[CONSEGNA]
Trasforma in un elenco numerato le voci che vanno dall'inizio fino alla riga che contiene "candle-body [458,145,464,164]", entrambe comprese, tralasciando le righe vuote.

(Voci dei riquadri di delimitazione)
__________

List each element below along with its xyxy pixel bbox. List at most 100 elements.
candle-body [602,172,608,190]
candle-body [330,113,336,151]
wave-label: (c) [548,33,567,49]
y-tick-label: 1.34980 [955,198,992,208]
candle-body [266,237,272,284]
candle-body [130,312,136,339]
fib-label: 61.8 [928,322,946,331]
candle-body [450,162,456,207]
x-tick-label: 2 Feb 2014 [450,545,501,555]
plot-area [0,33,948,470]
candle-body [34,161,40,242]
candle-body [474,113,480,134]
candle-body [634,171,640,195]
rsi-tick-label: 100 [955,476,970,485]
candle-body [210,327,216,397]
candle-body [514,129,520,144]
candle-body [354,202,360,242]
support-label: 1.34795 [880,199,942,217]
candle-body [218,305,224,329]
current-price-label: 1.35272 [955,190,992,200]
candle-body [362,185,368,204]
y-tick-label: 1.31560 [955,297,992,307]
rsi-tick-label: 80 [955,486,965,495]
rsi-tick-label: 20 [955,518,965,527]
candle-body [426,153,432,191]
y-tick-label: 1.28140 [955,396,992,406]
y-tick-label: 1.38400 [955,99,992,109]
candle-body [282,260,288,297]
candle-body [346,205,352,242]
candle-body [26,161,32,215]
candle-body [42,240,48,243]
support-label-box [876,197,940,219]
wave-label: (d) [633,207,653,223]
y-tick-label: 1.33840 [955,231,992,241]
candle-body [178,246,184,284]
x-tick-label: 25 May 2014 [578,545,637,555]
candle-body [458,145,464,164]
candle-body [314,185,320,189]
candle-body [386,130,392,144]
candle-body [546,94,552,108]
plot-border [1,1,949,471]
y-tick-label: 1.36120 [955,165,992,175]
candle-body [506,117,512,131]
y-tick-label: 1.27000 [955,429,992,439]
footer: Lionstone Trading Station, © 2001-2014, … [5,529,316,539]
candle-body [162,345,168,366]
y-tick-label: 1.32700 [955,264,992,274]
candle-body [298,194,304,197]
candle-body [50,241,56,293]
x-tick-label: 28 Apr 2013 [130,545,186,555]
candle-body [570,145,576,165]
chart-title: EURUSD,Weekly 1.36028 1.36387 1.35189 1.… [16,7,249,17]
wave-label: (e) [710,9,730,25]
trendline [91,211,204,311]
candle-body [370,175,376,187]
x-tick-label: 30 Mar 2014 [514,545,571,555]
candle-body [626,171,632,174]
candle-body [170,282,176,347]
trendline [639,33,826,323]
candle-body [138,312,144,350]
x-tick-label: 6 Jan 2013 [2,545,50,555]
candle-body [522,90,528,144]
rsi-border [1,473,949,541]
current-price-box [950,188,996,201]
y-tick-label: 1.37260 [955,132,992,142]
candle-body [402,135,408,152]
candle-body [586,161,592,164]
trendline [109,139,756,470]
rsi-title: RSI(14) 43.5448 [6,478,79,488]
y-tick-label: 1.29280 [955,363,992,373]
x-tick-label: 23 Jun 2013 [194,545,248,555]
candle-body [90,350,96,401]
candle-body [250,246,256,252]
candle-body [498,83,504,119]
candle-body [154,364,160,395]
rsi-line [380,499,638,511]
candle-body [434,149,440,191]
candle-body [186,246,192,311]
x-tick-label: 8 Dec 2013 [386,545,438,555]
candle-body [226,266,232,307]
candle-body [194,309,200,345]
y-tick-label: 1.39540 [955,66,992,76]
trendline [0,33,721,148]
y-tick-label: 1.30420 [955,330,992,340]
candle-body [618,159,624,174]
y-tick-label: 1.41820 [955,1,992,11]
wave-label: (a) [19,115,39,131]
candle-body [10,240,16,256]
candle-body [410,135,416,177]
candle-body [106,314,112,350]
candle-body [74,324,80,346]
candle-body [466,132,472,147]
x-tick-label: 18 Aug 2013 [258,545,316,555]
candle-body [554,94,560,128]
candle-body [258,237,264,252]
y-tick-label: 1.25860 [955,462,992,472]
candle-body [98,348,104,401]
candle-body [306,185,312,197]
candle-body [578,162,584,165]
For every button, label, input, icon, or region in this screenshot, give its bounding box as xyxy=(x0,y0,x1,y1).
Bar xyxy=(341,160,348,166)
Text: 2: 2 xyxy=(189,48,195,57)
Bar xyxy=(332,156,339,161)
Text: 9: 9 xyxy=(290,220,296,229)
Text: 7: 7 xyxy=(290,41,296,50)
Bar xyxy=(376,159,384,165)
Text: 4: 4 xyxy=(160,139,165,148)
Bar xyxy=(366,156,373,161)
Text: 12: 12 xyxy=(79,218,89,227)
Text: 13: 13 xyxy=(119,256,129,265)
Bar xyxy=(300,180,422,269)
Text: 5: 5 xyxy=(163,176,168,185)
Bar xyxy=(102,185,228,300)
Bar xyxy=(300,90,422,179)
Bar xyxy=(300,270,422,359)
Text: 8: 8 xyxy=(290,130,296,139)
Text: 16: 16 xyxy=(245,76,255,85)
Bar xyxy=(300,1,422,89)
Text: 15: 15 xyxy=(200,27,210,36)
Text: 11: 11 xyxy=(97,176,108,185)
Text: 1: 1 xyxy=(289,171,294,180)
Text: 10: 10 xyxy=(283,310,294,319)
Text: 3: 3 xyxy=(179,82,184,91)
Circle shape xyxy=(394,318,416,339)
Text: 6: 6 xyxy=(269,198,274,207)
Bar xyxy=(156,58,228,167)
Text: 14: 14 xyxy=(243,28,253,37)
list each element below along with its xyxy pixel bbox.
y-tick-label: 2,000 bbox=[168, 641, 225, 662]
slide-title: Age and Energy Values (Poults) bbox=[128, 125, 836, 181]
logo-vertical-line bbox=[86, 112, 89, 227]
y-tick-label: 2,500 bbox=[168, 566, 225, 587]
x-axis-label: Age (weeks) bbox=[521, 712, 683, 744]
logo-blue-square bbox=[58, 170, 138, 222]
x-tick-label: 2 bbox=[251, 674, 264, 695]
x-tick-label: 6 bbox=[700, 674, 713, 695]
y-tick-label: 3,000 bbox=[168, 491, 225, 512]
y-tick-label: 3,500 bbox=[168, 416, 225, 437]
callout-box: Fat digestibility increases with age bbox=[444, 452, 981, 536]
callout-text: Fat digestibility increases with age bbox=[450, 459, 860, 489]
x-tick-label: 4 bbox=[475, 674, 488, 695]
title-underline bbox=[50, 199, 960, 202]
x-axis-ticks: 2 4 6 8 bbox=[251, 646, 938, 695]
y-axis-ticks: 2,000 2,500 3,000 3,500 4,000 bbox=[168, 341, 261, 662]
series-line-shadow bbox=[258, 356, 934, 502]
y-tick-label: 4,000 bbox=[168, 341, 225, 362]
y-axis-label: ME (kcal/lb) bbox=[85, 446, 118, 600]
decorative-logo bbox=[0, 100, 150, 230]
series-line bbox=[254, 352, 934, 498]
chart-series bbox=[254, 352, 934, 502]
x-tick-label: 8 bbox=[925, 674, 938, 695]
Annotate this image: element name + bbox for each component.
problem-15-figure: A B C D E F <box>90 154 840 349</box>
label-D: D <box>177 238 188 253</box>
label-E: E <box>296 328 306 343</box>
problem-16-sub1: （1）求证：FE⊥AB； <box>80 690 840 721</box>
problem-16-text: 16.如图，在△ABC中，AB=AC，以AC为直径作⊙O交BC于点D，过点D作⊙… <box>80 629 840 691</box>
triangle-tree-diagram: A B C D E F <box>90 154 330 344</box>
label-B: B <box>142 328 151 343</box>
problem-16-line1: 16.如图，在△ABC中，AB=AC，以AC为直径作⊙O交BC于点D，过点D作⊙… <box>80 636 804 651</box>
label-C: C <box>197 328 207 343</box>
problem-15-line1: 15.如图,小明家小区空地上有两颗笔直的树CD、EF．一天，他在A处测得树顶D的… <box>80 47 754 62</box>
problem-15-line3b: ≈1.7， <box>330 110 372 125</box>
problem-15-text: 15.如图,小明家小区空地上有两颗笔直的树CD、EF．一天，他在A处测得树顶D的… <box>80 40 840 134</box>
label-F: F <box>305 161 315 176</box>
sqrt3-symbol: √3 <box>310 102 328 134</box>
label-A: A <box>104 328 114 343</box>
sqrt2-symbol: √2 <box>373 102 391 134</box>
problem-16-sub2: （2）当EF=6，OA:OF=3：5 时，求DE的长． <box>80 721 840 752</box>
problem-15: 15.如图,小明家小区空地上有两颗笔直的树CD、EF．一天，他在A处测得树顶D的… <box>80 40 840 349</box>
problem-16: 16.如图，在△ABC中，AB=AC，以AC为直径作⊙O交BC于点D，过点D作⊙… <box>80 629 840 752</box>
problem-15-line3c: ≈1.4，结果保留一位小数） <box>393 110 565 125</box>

__________

[SOLUZIONE COMPLETA]
1. List each element below along with its xyxy pixel bbox. List at most 100 elements.
2. candle-body [602,172,608,190]
3. candle-body [330,113,336,151]
4. wave-label: (c) [548,33,567,49]
5. y-tick-label: 1.34980 [955,198,992,208]
6. candle-body [266,237,272,284]
7. candle-body [130,312,136,339]
8. fib-label: 61.8 [928,322,946,331]
9. candle-body [450,162,456,207]
10. x-tick-label: 2 Feb 2014 [450,545,501,555]
11. plot-area [0,33,948,470]
12. candle-body [34,161,40,242]
13. candle-body [474,113,480,134]
14. candle-body [634,171,640,195]
15. rsi-tick-label: 100 [955,476,970,485]
16. candle-body [210,327,216,397]
17. candle-body [514,129,520,144]
18. candle-body [354,202,360,242]
19. support-label: 1.34795 [880,199,942,217]
20. candle-body [218,305,224,329]
21. current-price-label: 1.35272 [955,190,992,200]
22. candle-body [362,185,368,204]
23. y-tick-label: 1.31560 [955,297,992,307]
24. rsi-tick-label: 80 [955,486,965,495]
25. rsi-tick-label: 20 [955,518,965,527]
26. candle-body [426,153,432,191]
27. y-tick-label: 1.28140 [955,396,992,406]
28. y-tick-label: 1.38400 [955,99,992,109]
29. candle-body [282,260,288,297]
30. candle-body [346,205,352,242]
31. candle-body [26,161,32,215]
32. candle-body [42,240,48,243]
33. support-label-box [876,197,940,219]
34. wave-label: (d) [633,207,653,223]
35. y-tick-label: 1.33840 [955,231,992,241]
36. candle-body [178,246,184,284]
37. x-tick-label: 25 May 2014 [578,545,637,555]
38. candle-body [458,145,464,164]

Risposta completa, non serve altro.